> Your task: Copy the morning-writing passage below from "Every morning I" up to and including "reason. Till now.".

> Document extract:
◆ ◆ ◆ ◆ ◆ ◆ ◆

Every morning I brew Folgers-nothing-fancy in my headboard bookcase so that I can begin writing fresh from my dreams. Pajamas or nearly naked, depending on the season. Darkness or daylight, depending on the moon. Before I feed my dog and cats. Before I rummage in the pantry for breakfast in bed. Before the bald eagle flies low over the water outside my window… and he just this moment did...right on schedule. The white of his head and tail feathers so purely bright bright bright. I sigh. Every time.

For the past five weeks, I have written nothing new, other than a few watered down Facebook posts and I’ve not shared the reason. Till now.

At some point a writer needs to leave one’s nest and face criticism. Critique criticism, not you-bad-bad-girl criticism.

◆ ◆ ◆ ◆ ◆ ◆ ◆

> Information:

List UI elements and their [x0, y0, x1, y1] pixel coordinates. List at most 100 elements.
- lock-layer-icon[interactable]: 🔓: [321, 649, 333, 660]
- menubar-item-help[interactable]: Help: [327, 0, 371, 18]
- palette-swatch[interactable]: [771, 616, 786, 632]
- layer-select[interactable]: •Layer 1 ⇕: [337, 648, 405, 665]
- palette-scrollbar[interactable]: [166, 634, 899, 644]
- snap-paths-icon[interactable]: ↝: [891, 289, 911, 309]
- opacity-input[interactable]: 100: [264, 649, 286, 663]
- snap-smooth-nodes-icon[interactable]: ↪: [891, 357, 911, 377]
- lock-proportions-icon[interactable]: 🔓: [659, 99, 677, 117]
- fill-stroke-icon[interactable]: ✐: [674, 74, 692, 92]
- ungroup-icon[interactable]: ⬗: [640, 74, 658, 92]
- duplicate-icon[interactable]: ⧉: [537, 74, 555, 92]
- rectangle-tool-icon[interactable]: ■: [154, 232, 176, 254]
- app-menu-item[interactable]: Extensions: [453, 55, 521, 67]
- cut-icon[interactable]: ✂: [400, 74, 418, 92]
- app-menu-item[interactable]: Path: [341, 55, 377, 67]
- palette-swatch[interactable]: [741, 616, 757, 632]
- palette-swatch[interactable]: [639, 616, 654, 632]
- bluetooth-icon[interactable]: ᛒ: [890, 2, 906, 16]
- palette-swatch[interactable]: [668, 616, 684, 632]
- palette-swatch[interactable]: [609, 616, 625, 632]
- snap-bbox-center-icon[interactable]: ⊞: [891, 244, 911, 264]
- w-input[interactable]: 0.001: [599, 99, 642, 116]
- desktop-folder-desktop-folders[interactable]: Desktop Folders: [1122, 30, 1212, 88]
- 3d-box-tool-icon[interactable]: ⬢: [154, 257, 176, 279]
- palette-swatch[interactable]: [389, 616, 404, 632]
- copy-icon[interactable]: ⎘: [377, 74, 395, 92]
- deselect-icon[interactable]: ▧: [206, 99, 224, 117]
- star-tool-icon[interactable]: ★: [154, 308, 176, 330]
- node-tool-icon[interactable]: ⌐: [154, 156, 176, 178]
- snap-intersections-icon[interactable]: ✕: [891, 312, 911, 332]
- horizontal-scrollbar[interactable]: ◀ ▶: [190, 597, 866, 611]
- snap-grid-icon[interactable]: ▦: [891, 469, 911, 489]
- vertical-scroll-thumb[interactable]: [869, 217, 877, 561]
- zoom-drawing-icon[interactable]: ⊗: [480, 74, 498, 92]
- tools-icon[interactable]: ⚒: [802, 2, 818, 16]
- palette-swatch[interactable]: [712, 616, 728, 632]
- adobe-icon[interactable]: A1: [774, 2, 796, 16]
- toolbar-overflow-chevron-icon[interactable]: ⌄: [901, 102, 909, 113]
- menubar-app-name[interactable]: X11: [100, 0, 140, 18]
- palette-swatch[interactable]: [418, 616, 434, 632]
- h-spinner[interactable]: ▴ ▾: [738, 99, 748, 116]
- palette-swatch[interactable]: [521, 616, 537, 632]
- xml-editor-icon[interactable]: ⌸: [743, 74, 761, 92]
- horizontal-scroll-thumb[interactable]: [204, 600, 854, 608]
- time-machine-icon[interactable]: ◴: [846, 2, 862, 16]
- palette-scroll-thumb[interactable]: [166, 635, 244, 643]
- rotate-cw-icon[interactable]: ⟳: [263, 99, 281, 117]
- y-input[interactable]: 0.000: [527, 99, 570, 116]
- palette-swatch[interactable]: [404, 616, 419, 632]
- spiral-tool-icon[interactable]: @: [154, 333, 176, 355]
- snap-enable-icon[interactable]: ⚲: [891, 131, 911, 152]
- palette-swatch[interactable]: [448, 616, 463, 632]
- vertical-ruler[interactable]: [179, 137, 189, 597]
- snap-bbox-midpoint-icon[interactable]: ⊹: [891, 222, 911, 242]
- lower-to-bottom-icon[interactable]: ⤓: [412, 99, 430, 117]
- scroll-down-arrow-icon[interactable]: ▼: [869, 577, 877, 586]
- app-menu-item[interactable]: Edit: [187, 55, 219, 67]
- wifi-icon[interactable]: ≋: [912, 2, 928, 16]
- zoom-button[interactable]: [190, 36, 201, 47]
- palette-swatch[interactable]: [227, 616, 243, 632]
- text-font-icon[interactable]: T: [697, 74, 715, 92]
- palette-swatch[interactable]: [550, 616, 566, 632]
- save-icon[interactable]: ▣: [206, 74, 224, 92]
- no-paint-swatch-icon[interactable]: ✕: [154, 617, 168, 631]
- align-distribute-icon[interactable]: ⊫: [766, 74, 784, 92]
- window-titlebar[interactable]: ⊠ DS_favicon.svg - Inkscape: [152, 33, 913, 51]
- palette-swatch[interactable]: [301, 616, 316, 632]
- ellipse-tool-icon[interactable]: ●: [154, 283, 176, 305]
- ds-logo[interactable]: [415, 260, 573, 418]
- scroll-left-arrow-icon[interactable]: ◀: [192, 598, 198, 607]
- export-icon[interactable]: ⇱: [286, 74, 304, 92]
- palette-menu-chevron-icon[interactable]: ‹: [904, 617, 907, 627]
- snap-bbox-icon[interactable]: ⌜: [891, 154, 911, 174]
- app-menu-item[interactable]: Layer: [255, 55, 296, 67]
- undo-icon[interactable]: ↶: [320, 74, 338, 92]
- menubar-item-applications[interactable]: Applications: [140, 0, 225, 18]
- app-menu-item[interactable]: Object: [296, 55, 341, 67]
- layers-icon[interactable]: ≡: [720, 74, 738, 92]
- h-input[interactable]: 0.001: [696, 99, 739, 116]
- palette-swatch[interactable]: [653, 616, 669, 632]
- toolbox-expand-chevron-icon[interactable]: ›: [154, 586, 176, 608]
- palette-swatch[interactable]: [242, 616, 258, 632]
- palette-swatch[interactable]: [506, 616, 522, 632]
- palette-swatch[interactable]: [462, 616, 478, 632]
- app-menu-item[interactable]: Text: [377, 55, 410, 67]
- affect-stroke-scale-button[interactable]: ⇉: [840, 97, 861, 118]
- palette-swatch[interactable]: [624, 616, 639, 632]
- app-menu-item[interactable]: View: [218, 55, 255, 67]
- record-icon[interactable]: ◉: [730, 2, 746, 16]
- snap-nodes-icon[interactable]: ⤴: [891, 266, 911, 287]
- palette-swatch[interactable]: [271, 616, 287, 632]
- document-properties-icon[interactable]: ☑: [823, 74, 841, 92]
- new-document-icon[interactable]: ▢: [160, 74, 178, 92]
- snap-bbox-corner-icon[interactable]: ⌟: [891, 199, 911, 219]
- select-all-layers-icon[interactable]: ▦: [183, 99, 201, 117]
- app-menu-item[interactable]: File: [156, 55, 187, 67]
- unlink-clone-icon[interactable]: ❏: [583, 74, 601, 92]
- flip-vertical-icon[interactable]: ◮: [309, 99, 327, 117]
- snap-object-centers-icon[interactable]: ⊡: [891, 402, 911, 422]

◆ ◆ ◆ ◆ ◆ ◆ ◆

> Solution for this exercise:
Every morning I brew Folgers-nothing-fancy in my headboard bookcase so that I can begin writing fresh from my dreams. Pajamas or nearly naked, depending on the season. Darkness or daylight, depending on the moon. Before I feed my dog and cats. Before I rummage in the pantry for breakfast in bed. Before the bald eagle flies low over the water outside my window… and he just this moment did...right on schedule. The white of his head and tail feathers so purely bright bright bright. I sigh. Every time.

For the past five weeks, I have written nothing new, other than a few watered down Facebook posts and I’ve not shared the reason. Till now.